====== Material for this exercise ======

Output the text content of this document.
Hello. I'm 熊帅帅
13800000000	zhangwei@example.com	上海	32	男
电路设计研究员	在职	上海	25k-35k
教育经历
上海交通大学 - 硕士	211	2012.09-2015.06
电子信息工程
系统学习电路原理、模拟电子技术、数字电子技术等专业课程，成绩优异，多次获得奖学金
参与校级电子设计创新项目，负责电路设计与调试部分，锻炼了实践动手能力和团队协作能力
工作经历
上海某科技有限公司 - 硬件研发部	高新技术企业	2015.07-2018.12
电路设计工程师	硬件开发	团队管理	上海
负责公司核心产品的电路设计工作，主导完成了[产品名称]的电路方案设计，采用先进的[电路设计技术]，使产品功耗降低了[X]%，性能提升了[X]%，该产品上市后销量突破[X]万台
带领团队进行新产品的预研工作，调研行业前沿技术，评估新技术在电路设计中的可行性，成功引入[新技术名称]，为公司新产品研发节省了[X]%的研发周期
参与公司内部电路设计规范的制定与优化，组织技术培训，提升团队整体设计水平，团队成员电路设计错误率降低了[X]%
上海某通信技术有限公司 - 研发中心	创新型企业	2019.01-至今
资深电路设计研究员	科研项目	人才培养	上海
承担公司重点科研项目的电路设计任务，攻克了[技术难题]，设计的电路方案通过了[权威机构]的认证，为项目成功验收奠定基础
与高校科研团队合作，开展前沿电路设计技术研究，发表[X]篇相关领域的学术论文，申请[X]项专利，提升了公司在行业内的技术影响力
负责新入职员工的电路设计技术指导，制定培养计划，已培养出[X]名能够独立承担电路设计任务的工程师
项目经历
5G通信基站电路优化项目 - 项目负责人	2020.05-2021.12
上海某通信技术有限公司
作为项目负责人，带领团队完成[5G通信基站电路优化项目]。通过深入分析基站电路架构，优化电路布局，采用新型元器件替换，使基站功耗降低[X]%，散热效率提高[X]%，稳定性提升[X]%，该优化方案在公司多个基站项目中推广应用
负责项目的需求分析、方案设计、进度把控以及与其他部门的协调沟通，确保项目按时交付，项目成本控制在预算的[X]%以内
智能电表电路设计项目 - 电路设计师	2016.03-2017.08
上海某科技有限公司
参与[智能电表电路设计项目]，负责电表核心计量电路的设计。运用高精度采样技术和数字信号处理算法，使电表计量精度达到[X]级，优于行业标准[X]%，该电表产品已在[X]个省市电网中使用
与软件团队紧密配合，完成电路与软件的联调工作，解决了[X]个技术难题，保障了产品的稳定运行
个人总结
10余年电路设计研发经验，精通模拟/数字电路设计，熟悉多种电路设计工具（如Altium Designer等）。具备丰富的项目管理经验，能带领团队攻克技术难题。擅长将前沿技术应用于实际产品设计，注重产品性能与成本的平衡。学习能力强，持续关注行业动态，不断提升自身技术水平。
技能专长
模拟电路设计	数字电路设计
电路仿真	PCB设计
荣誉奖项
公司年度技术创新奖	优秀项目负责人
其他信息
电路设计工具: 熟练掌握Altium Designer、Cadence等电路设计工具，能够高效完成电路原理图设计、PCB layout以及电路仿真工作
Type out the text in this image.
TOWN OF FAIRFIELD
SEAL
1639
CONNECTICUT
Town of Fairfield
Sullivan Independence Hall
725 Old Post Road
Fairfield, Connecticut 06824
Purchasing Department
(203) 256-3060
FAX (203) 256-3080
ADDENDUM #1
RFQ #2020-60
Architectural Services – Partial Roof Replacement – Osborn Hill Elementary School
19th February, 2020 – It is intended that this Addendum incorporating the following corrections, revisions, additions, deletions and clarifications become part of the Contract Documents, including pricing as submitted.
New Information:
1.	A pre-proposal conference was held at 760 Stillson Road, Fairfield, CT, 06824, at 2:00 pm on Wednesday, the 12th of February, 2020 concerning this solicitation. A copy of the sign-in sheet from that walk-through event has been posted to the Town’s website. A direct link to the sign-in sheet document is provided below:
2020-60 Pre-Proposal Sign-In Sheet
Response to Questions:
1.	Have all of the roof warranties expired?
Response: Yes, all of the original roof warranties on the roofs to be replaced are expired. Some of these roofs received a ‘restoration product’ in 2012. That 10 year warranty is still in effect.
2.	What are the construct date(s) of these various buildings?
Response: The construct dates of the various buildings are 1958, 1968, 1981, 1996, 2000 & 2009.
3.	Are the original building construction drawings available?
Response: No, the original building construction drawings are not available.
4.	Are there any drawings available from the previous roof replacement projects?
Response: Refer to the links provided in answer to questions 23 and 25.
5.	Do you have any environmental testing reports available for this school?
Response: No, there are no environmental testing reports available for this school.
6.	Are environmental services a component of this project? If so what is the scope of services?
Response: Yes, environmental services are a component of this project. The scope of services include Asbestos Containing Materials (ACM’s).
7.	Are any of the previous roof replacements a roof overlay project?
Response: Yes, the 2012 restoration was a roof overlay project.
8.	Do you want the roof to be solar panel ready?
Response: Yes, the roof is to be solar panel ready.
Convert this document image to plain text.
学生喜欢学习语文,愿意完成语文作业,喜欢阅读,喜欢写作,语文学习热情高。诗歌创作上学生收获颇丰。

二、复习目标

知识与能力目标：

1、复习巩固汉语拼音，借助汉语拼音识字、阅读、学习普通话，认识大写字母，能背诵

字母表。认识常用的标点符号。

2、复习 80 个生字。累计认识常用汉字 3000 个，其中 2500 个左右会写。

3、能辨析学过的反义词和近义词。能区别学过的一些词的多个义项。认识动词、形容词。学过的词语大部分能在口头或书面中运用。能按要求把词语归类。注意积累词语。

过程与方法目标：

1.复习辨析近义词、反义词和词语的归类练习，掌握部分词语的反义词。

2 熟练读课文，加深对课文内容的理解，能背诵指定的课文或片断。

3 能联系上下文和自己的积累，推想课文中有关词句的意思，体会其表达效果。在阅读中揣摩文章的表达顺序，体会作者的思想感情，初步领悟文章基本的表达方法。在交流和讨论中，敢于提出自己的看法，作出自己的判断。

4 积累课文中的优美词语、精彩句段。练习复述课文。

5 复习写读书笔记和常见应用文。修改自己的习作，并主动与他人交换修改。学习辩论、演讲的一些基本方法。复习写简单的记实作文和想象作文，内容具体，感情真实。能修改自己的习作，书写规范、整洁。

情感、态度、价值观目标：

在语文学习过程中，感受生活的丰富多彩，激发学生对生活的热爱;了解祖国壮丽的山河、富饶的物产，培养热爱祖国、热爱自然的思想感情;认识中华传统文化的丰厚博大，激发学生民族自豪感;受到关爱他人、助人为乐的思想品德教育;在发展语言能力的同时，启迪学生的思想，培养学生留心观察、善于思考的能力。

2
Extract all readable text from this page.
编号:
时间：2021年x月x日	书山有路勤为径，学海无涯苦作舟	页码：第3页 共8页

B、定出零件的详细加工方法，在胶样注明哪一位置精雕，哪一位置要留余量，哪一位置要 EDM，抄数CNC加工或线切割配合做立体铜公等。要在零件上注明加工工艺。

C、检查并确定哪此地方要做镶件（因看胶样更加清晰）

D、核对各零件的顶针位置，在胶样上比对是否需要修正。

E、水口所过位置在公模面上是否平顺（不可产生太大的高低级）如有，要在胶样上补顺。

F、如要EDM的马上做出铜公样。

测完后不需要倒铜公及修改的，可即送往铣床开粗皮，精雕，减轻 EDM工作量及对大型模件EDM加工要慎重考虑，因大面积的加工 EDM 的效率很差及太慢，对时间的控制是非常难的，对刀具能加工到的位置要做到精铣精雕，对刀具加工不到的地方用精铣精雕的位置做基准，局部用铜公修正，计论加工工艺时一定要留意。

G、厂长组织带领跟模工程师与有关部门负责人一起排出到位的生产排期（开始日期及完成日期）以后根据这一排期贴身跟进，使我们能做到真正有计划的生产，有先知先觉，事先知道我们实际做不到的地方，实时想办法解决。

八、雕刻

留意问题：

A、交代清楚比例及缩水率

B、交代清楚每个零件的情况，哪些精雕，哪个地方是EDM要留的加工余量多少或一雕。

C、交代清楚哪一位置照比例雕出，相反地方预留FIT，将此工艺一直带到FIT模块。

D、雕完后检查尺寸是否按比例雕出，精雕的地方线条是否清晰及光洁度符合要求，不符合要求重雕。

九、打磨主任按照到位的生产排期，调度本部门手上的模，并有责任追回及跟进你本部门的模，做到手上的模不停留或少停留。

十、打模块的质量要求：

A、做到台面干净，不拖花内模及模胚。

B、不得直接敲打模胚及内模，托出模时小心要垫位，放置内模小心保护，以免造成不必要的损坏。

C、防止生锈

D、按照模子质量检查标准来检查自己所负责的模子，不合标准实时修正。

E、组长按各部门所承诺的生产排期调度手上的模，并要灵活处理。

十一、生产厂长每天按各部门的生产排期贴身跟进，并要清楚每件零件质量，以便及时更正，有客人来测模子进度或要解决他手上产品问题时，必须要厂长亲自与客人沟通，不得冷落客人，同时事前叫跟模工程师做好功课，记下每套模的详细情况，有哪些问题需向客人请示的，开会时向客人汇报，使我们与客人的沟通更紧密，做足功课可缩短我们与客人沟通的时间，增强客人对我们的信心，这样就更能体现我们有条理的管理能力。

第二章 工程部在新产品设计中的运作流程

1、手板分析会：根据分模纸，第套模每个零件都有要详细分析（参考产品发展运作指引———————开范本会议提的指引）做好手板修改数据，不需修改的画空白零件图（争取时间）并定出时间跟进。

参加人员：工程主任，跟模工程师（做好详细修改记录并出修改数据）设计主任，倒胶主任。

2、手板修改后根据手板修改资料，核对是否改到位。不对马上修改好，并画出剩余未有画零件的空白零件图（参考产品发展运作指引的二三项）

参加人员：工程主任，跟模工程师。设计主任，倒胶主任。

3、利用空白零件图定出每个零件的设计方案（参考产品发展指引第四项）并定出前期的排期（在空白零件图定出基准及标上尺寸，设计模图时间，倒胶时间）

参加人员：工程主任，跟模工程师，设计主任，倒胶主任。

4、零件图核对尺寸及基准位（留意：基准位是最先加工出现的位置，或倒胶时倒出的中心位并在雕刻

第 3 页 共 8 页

======

Scan the material above. Return every line containing the string "previous".

### The output
4.	Are there any drawings available from the previous roof replacement projects?
7.	Are any of the previous roof replacements a roof overlay project?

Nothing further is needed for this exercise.